PROBLEM A —
Using the text on destruction in Jabalia, answer these:
(i) How many buildings were destroyed in Beit Lahia?
(ii) By the end of October, roughly how many military vehicles were the berms covering around Jabalia?
(iii) At what research project is William Goodhind an analyst?
PROBLEM B — Pick up the text on destruction in Jabalia from where it stops, adding the next few sentences.

Data from the UN Satellite Centre for 1 December showed that 5,340 buildings had been destroyed across Jabalia since the start of the war, with 40 percent of the destruction concentrated in the city’s refugee camp. More than 3,600 buildings were also destroyed in Beit Lahia. The data suggest that the pace of destruction has reached its highest level during the new Israeli offensive. Satellite imagery from 11 October onwards shows that large swathes of these same areas have now been built up with military fortifications, including a network of raised protective berms made of turned earth. By the end of October, these were providing cover for some 150 military vehicles encircling Jabalia, according to satellite images.
The Washington Post quotes William Goodhind, an analyst at the Contested Ground Project, an independent research project that tracks military movements through satellite imagery in conflict zones around the world, as saying that these berms allow Israeli forces “to move along major supply routes with improved security and therefore greater freedom.”

ROWS —

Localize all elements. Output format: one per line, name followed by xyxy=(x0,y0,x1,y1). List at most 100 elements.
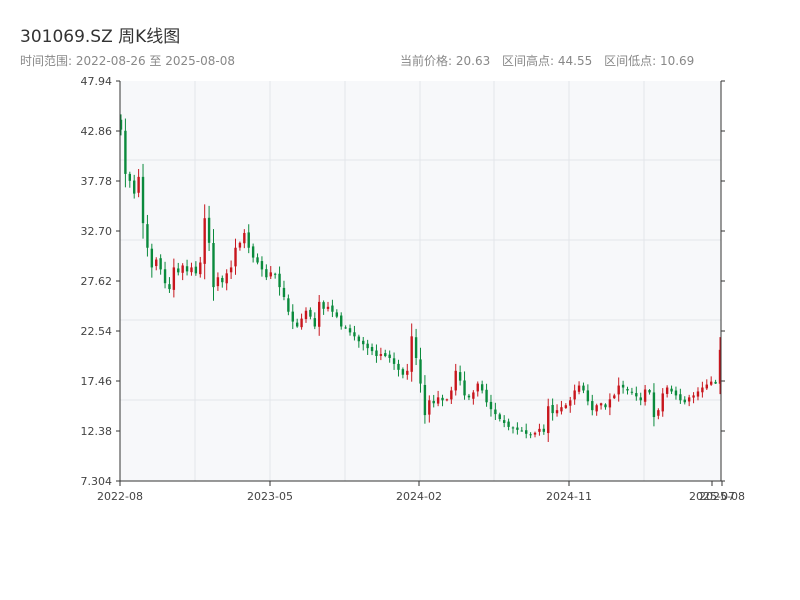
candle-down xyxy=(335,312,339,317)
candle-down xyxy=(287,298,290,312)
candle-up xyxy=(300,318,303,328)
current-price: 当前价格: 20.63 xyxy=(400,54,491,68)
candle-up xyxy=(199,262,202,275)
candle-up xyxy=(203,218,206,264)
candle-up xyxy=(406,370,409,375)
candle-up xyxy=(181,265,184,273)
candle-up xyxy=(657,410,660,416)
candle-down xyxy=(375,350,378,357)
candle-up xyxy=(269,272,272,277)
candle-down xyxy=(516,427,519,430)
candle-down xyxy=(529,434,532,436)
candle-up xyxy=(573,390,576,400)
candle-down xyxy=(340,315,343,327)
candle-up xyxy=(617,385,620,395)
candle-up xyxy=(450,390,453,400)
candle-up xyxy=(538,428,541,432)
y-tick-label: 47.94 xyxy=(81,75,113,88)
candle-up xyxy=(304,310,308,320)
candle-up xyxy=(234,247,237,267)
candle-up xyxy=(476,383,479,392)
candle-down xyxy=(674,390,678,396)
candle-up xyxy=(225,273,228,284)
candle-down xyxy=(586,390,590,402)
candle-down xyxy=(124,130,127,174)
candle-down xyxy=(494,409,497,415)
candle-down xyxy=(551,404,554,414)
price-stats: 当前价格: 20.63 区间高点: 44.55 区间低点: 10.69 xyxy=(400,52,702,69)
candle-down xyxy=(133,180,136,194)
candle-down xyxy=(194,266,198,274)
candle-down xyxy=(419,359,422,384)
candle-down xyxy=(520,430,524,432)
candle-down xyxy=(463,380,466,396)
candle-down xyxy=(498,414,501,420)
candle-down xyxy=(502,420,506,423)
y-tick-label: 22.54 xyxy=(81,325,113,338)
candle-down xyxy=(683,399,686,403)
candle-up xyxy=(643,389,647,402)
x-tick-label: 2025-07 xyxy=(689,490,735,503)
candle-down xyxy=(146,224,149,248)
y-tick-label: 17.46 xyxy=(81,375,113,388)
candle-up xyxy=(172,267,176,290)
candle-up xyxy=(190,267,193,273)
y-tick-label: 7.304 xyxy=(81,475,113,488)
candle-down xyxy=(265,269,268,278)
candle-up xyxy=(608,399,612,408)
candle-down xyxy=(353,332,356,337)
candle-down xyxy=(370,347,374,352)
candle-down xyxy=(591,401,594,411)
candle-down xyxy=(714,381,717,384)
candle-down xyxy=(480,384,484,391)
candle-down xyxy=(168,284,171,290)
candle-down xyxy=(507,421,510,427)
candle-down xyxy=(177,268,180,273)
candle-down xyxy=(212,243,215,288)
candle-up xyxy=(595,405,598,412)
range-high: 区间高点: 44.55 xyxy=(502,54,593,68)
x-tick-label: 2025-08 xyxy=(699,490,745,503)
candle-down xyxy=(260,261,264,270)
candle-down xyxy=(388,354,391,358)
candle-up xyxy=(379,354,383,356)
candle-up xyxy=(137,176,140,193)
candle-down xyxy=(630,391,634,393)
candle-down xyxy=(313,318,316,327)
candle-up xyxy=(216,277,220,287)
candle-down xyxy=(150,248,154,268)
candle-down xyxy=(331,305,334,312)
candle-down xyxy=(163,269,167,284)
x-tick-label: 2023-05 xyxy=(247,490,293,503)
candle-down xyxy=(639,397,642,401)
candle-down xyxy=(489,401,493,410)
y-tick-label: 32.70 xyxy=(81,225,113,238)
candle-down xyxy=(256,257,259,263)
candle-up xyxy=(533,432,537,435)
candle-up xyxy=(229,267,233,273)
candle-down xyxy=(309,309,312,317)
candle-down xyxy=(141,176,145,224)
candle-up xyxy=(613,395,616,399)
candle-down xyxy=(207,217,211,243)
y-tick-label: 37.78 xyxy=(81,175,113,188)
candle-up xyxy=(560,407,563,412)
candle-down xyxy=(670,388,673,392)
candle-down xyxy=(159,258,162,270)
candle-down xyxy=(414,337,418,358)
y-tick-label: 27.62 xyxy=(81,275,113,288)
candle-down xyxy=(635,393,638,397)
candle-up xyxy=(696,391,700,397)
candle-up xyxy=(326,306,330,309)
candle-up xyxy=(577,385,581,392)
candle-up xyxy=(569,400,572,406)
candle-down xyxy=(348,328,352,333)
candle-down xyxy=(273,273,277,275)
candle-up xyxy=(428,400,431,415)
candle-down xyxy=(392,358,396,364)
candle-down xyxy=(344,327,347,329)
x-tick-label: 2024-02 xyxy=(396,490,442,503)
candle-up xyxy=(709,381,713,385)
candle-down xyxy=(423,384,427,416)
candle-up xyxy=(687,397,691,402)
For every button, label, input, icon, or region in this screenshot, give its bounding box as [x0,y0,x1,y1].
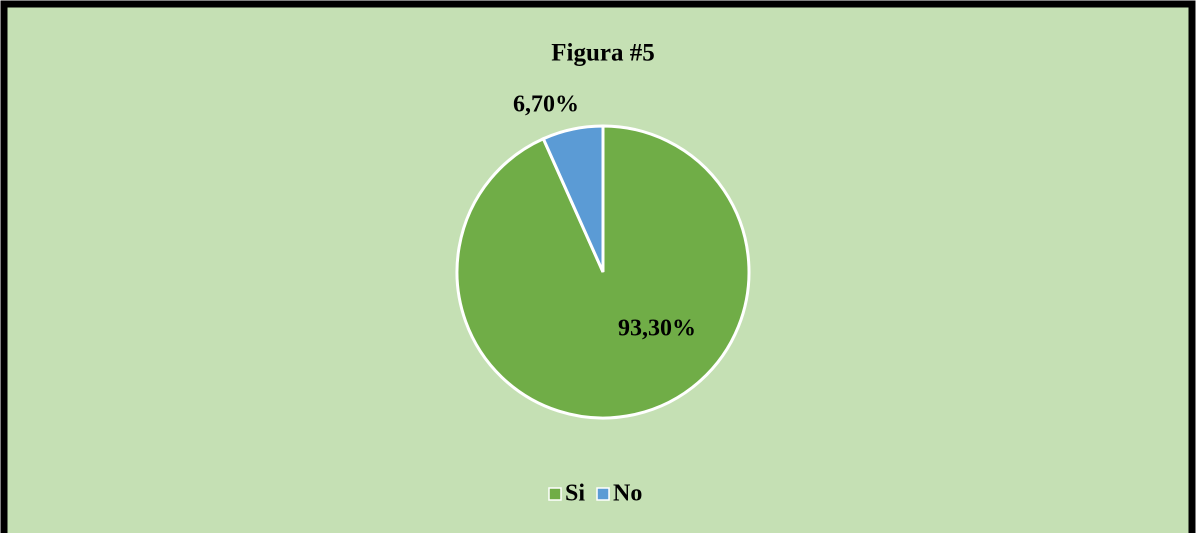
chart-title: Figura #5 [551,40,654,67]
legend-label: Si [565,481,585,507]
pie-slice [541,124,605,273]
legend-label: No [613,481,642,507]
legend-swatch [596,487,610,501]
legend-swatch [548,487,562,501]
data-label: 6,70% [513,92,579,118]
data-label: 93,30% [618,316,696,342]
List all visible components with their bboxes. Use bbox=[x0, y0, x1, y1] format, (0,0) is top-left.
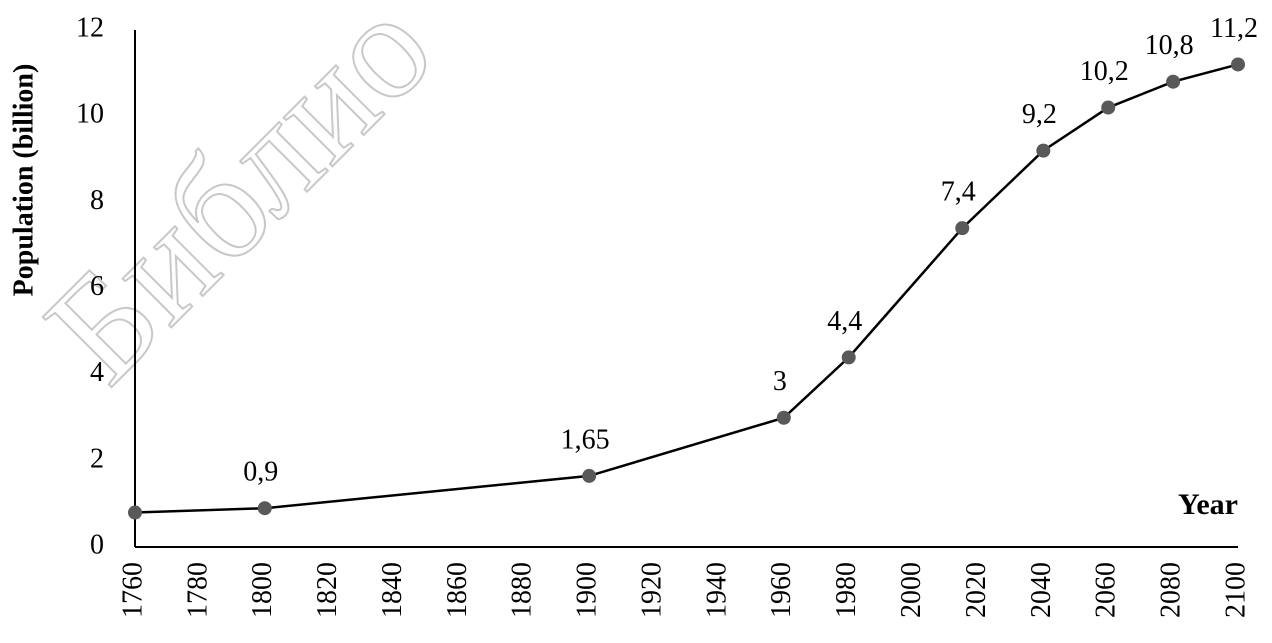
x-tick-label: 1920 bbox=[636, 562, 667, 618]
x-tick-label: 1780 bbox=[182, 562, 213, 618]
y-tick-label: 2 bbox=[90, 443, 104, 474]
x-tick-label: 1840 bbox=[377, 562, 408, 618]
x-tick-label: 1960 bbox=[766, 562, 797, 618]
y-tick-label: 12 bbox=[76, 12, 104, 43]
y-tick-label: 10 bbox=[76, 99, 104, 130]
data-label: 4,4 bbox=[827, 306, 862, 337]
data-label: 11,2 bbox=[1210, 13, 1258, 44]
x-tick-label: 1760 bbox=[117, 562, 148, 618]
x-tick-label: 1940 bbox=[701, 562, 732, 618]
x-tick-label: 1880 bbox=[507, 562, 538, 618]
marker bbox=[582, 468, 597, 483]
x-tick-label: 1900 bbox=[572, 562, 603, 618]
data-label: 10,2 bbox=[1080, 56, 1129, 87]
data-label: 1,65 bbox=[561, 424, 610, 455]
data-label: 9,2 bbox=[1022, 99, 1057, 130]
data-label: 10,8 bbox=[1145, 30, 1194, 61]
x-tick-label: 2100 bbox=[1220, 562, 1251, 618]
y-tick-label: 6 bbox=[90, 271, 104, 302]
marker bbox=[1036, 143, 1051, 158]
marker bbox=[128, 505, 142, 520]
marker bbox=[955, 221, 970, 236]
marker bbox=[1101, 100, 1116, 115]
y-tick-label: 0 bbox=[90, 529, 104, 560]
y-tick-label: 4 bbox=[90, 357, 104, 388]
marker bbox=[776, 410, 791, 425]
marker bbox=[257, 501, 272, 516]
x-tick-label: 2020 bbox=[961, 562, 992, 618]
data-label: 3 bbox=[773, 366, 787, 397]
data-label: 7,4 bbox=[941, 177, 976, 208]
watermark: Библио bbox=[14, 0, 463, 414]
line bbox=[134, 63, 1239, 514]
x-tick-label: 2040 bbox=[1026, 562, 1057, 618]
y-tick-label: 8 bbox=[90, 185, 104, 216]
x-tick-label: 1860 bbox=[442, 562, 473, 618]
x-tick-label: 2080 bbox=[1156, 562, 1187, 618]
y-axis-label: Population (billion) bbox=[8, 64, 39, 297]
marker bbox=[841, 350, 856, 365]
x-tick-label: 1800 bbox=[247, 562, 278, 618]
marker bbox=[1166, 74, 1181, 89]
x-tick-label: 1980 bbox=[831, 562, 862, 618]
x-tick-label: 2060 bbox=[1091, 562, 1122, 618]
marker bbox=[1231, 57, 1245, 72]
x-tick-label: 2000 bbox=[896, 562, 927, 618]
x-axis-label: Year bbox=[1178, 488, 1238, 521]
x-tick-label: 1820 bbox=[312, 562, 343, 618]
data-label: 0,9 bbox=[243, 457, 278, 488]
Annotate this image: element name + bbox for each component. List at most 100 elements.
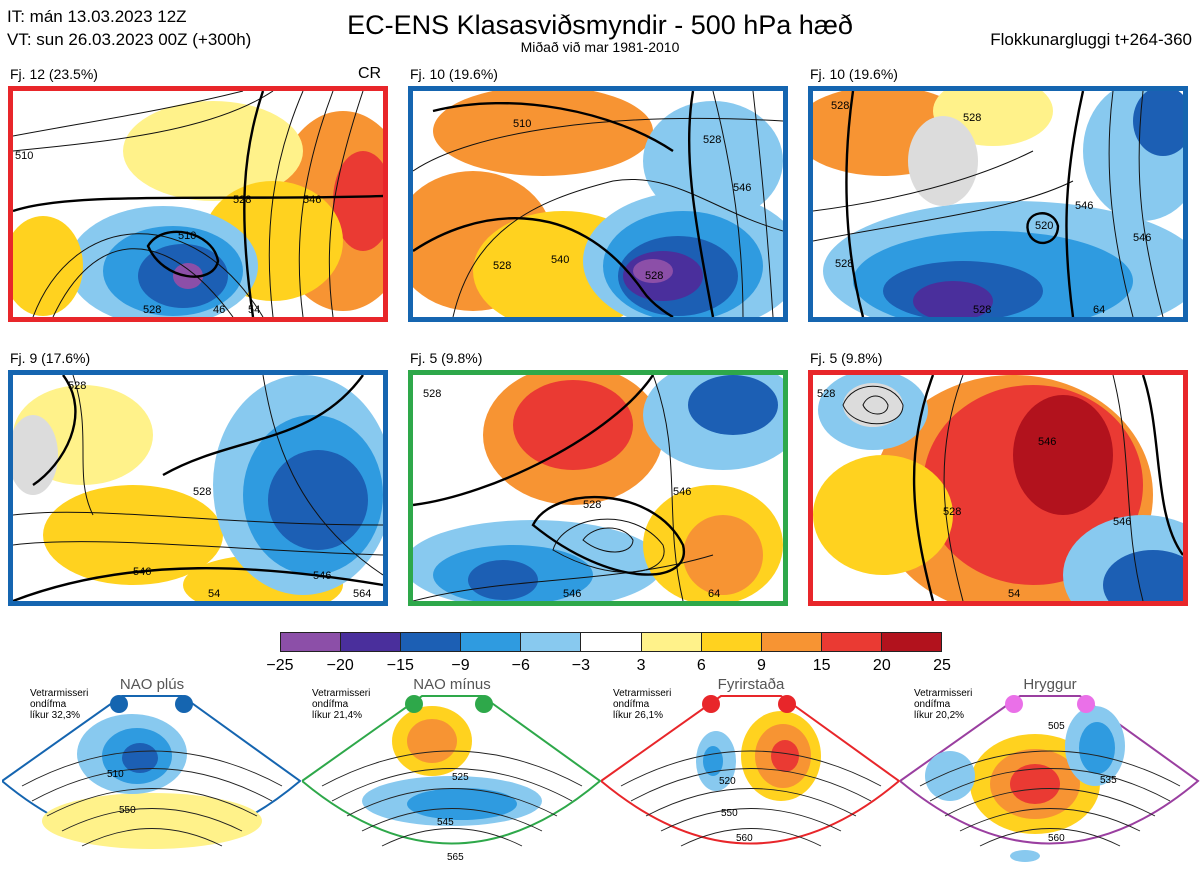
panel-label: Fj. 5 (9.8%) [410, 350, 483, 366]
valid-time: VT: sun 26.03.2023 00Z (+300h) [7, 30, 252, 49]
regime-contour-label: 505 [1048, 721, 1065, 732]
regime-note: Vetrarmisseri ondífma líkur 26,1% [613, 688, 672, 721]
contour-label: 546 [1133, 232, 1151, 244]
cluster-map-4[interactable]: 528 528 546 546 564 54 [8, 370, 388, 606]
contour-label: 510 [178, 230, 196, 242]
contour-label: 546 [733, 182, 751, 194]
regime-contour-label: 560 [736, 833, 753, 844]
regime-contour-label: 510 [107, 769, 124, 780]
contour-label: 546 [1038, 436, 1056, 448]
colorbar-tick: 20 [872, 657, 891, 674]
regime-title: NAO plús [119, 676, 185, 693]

TASK OUTPUT A —
(i) More than 3,600.
(ii) Some 150.
(iii) The Contested Ground Project.

TASK OUTPUT B —
New clearance and demolition operations over the past two months have been concentrated in southern Jabalia, destroying nearly half of the camp, including the main market area, which was visibly destroyed between October 24 and November 12. In the latest satellite imagery from December 15, a new vehicle route can be seen winding through the camp’s ruins, connecting Sea Street, which runs west to the sea, to a road recently expanded and fortified by the Israeli military – running east to the Israeli border.
This new military axis, which cuts through the heart of once-dense Palestinian cities, “effectively divides Gaza so that more systematic cleansing operations can begin while the de facto border closes off movement to the south,” Goodhind said. “This is likely part of a broader military goal of creating a defensive line across Gaza and bringing the northern territory under Israeli military control.” Amir Avivi, the former deputy commander of the IDF’s Gaza Division, confirmed that the army had opened a new east-west route south of Jabaliya to provide “logistical channels,” but said it did not represent a “long-term policy.”
Katz said last Tuesday that even after Hamas is defeated, the Israeli military "will assume security control in Gaza" with "full freedom of action," just as it does in the occupied West Bank.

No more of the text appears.